----- EXCERPTED DATA

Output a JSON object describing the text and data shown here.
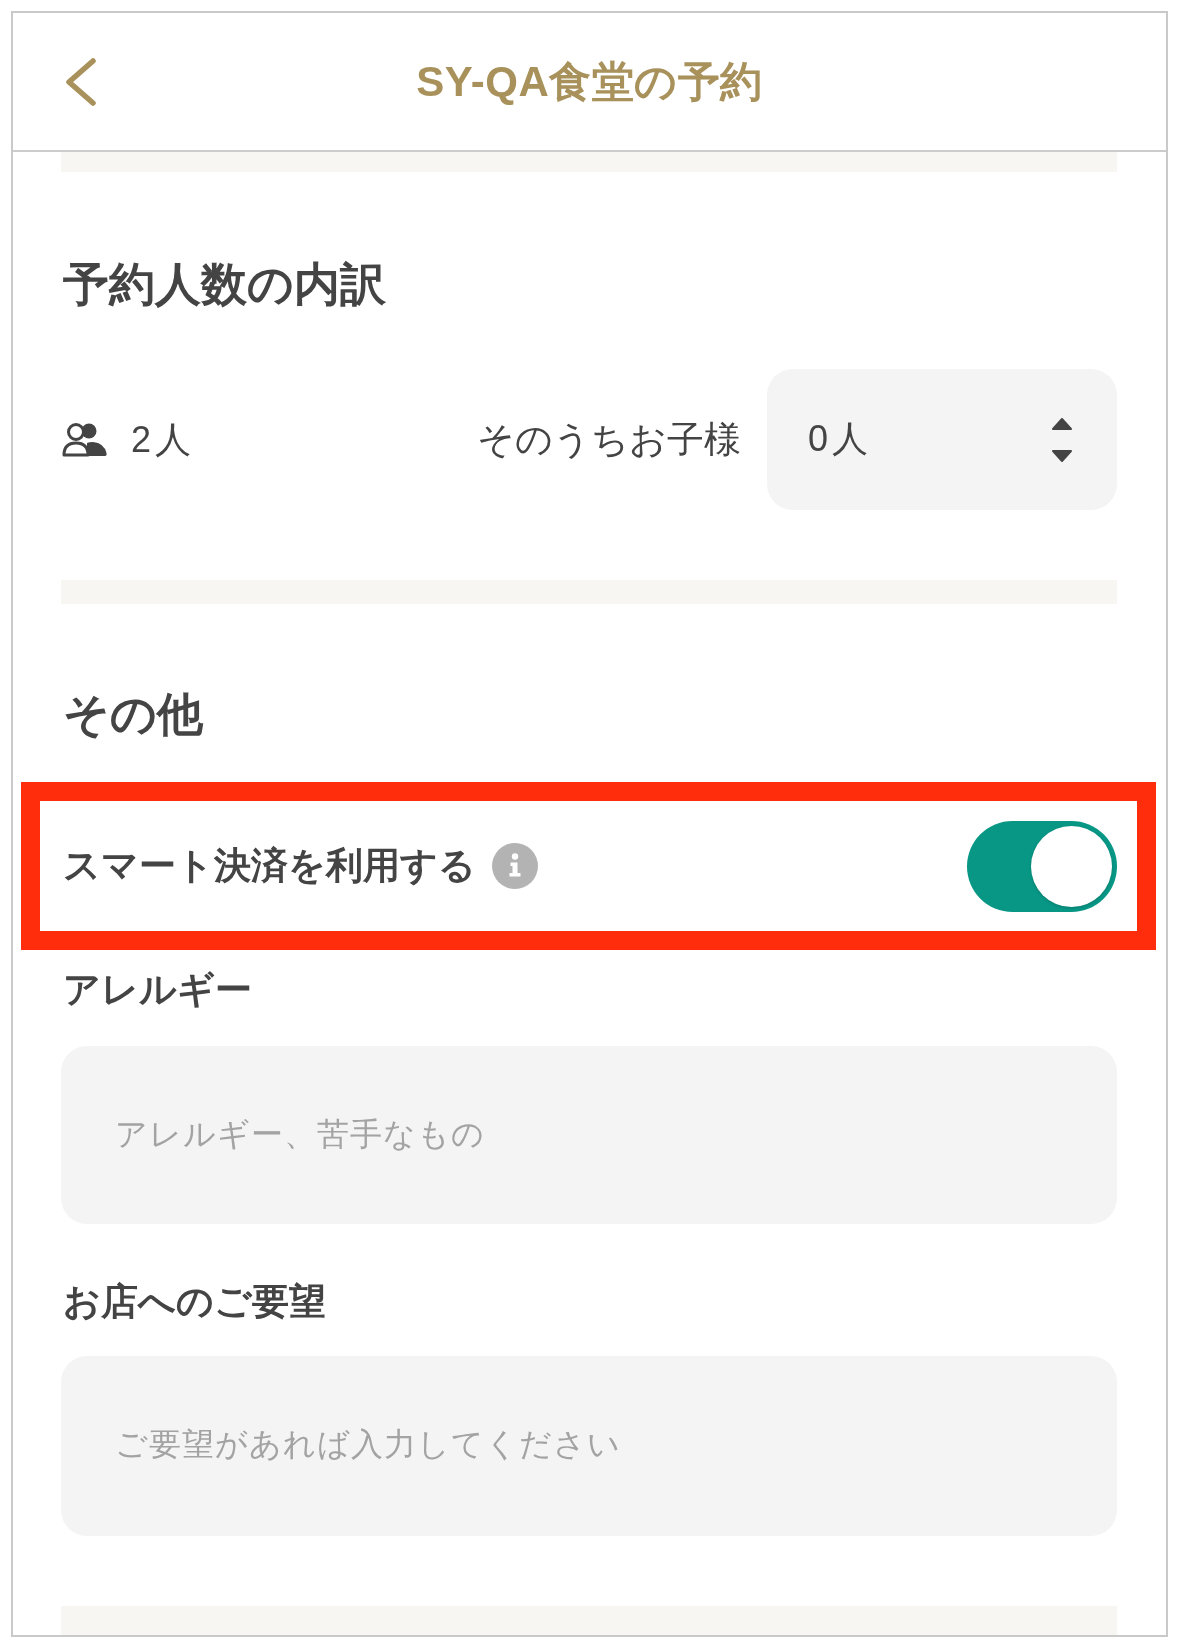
{
  "header": {
    "title": "SY-QA食堂の予約"
  },
  "party_breakdown": {
    "heading": "予約人数の内訳",
    "total": "2人",
    "children_label": "そのうちお子様",
    "children_select": {
      "value": "0人"
    }
  },
  "other": {
    "heading": "その他",
    "options": [
      {
        "kind": "toggle",
        "label": "スマート決済を利用する",
        "on": true,
        "highlighted": true
      }
    ],
    "fields": [
      {
        "label": "アレルギー",
        "placeholder": "アレルギー、苦手なもの"
      },
      {
        "label": "お店へのご要望",
        "placeholder": "ご要望があれば入力してください"
      }
    ]
  }
}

----------

> [GIVEN REQUEST] Quote the records above exactly, leaving out any pictures.

> [SOLUTION FOR THIS EXERCISE]
Output a JSON object describing the text and data shown here.
{
  "header": {
    "title": "SY-QA食堂の予約"
  },
  "party_breakdown": {
    "heading": "予約人数の内訳",
    "total": "2人",
    "children_label": "そのうちお子様",
    "children_select": {
      "value": "0人"
    }
  },
  "other": {
    "heading": "その他",
    "options": [
      {
        "kind": "toggle",
        "label": "スマート決済を利用する",
        "on": true,
        "highlighted": true
      }
    ],
    "fields": [
      {
        "label": "アレルギー",
        "placeholder": "アレルギー、苦手なもの"
      },
      {
        "label": "お店へのご要望",
        "placeholder": "ご要望があれば入力してください"
      }
    ]
  }
}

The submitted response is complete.